Description of the task
Go through the entries below and print each one exactly, leaving out pictures.

-- begin --

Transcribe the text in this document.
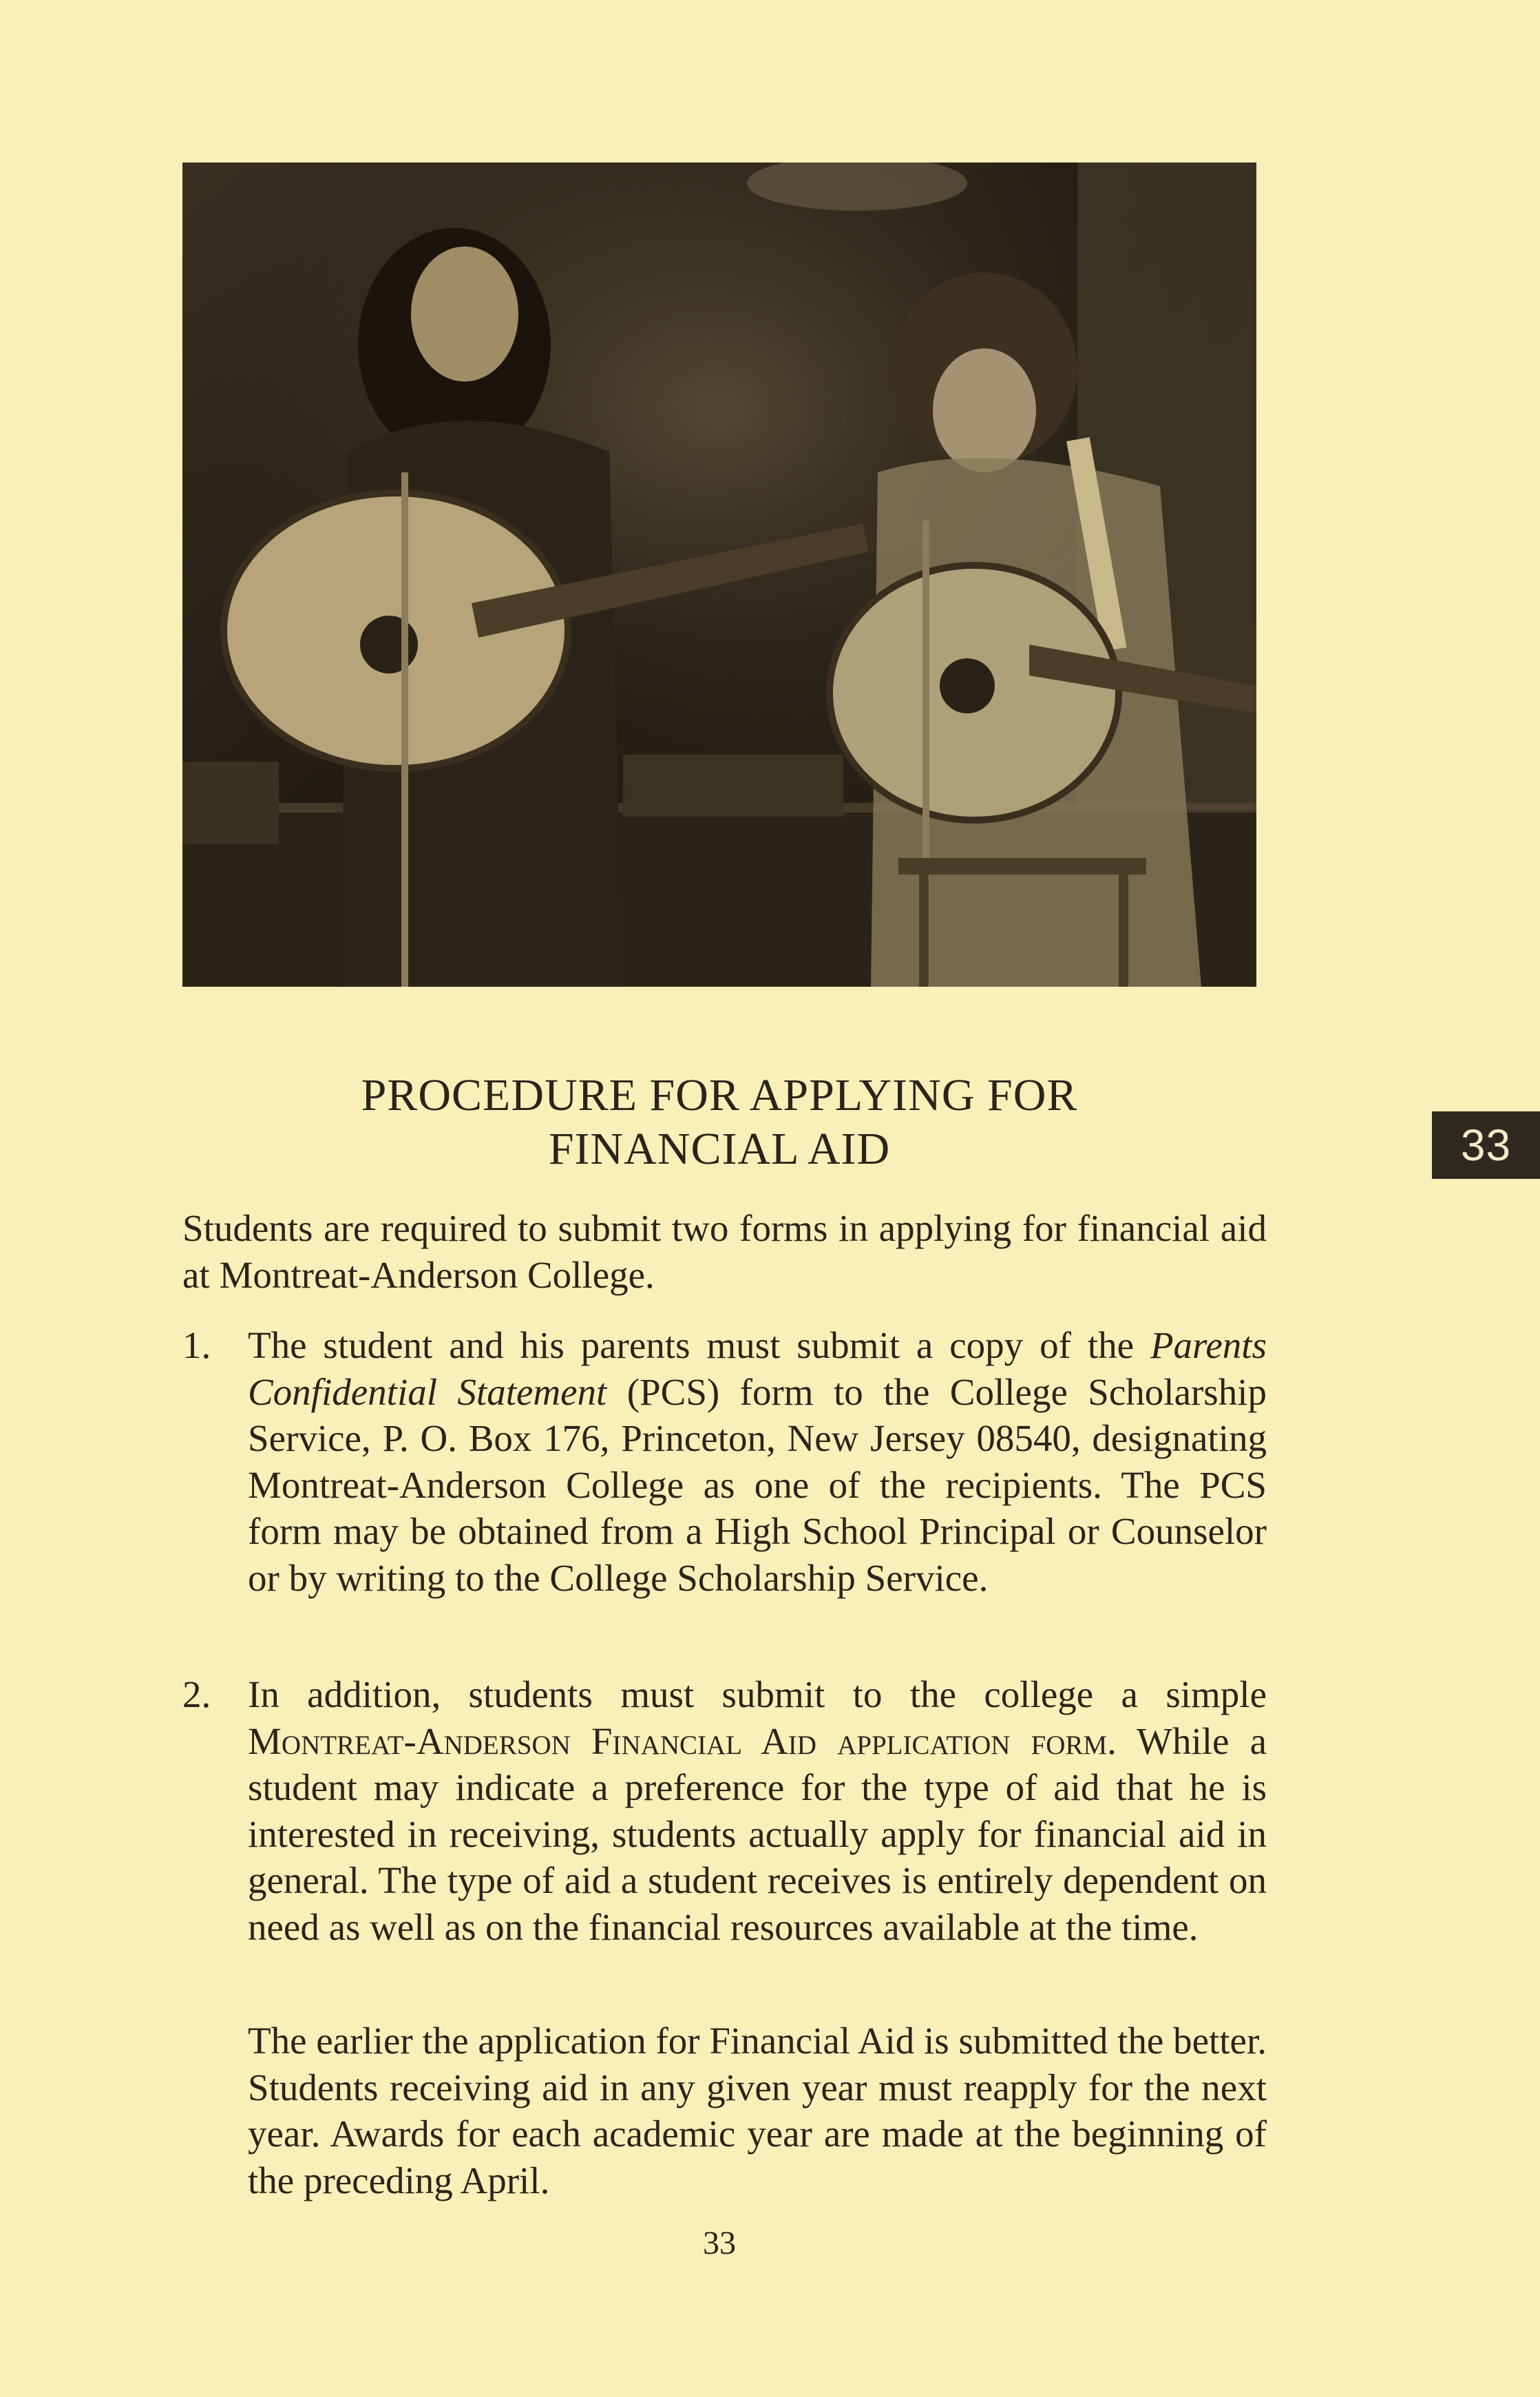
33
PROCEDURE FOR APPLYING FOR
FINANCIAL AID

Students are required to submit two forms in applying for financial aid at Montreat-Anderson College.

1. The student and his parents must submit a copy of the Parents Confidential Statement (PCS) form to the College Scholarship Service, P. O. Box 176, Princeton, New Jersey 08540, designating Montreat-Anderson College as one of the recipients. The PCS form may be obtained from a High School Principal or Counselor or by writing to the College Scholarship Service.
2. In addition, students must submit to the college a simple Montreat-Anderson Financial Aid application form. While a student may indicate a preference for the type of aid that he is interested in receiving, students actually apply for financial aid in general. The type of aid a student receives is entirely dependent on need as well as on the financial resources available at the time.

The earlier the application for Financial Aid is submitted the better. Students receiving aid in any given year must reapply for the next year. Awards for each academic year are made at the beginning of the preceding April.

33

-- end --

Answer to the problem
Transcribe the text in this document.
33
PROCEDURE FOR APPLYING FOR
FINANCIAL AID

Students are required to submit two forms in applying for financial aid at Montreat-Anderson College.

1. The student and his parents must submit a copy of the Parents Confidential Statement (PCS) form to the College Scholarship Service, P. O. Box 176, Princeton, New Jersey 08540, designating Montreat-Anderson College as one of the recipients. The PCS form may be obtained from a High School Principal or Counselor or by writing to the College Scholarship Service.
2. In addition, students must submit to the college a simple Montreat-Anderson Financial Aid application form. While a student may indicate a preference for the type of aid that he is interested in receiving, students actually apply for financial aid in general. The type of aid a student receives is entirely dependent on need as well as on the financial resources available at the time.

The earlier the application for Financial Aid is submitted the better. Students receiving aid in any given year must reapply for the next year. Awards for each academic year are made at the beginning of the preceding April.

33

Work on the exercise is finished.